**What you need to do**
Copy out the lines that include the word "corporal".

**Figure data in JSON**
------------------------------------
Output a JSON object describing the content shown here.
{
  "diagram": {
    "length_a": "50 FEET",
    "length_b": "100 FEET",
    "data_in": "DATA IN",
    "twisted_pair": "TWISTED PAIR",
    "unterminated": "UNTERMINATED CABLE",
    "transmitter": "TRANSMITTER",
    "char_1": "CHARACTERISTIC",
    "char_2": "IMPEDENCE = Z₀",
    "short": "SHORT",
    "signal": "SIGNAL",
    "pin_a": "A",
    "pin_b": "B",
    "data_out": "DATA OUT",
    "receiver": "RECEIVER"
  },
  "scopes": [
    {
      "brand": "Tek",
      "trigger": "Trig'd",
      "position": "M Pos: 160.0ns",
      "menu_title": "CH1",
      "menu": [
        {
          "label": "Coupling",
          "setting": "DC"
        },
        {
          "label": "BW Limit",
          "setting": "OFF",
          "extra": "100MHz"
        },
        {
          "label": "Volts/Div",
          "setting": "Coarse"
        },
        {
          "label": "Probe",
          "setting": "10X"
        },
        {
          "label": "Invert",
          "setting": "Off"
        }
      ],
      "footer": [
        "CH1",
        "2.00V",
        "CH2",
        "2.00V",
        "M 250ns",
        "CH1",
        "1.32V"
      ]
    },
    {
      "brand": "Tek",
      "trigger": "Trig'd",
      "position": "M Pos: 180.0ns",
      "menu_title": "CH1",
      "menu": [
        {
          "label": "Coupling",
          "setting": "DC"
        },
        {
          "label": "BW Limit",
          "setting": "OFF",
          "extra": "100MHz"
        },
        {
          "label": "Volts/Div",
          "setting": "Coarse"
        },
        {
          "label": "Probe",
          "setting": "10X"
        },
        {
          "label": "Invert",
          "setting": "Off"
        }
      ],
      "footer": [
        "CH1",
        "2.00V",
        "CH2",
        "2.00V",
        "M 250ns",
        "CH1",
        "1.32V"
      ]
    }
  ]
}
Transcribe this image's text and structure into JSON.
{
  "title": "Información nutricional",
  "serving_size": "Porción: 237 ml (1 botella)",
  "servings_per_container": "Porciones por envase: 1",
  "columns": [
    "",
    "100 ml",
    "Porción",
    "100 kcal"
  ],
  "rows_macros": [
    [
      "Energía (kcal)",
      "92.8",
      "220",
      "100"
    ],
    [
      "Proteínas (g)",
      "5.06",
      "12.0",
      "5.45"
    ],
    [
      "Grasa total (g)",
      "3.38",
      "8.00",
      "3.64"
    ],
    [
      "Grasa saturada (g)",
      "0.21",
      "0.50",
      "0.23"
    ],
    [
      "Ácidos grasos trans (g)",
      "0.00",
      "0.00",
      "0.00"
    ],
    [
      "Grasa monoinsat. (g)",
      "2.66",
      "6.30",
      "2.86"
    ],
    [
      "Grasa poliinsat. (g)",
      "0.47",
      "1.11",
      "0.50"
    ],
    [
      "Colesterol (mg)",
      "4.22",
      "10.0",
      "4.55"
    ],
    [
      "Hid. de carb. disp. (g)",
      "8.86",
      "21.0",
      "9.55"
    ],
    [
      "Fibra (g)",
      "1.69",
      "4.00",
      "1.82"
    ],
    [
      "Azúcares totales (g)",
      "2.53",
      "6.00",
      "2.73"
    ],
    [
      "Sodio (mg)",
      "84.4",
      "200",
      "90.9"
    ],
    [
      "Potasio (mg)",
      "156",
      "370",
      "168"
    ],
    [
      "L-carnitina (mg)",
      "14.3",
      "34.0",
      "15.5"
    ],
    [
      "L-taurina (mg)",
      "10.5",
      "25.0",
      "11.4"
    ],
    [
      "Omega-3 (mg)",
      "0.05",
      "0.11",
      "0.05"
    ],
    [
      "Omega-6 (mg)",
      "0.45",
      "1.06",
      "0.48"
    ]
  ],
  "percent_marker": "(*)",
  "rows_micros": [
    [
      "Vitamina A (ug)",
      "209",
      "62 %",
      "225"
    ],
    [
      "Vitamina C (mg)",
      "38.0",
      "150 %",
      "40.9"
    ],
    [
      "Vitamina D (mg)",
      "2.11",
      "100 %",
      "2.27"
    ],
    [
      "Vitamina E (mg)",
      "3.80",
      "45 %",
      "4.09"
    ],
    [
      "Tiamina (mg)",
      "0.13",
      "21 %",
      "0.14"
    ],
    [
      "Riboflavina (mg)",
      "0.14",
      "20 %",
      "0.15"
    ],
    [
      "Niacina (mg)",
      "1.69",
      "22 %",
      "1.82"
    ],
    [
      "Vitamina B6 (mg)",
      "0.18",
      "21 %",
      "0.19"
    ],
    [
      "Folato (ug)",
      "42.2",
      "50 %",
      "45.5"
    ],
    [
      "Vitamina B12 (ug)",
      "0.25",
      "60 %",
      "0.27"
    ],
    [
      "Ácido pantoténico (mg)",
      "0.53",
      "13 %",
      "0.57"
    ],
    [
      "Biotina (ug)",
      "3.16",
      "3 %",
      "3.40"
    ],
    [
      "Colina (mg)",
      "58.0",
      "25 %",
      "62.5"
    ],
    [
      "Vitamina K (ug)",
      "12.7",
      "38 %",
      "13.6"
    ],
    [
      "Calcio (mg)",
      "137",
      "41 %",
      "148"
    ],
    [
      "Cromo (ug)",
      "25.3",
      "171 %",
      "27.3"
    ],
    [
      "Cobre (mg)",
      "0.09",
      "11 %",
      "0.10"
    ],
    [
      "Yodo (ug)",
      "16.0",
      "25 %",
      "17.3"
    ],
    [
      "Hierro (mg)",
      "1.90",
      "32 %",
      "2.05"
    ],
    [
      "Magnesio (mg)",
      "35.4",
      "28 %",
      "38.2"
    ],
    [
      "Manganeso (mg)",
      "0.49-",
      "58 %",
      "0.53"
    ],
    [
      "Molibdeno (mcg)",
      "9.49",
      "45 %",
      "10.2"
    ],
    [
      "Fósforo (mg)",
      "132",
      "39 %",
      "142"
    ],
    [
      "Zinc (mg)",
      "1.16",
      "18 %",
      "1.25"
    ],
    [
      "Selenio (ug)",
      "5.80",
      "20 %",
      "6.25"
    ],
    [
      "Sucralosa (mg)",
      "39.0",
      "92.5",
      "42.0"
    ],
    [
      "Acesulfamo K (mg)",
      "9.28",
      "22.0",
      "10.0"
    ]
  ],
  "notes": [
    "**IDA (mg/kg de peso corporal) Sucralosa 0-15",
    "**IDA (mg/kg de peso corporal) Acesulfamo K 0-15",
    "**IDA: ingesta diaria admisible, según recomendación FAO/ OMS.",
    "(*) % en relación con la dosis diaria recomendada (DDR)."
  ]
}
------------------------------------
**Answer for the task**
    "**IDA (mg/kg de peso corporal) Sucralosa 0-15",
    "**IDA (mg/kg de peso corporal) Acesulfamo K 0-15",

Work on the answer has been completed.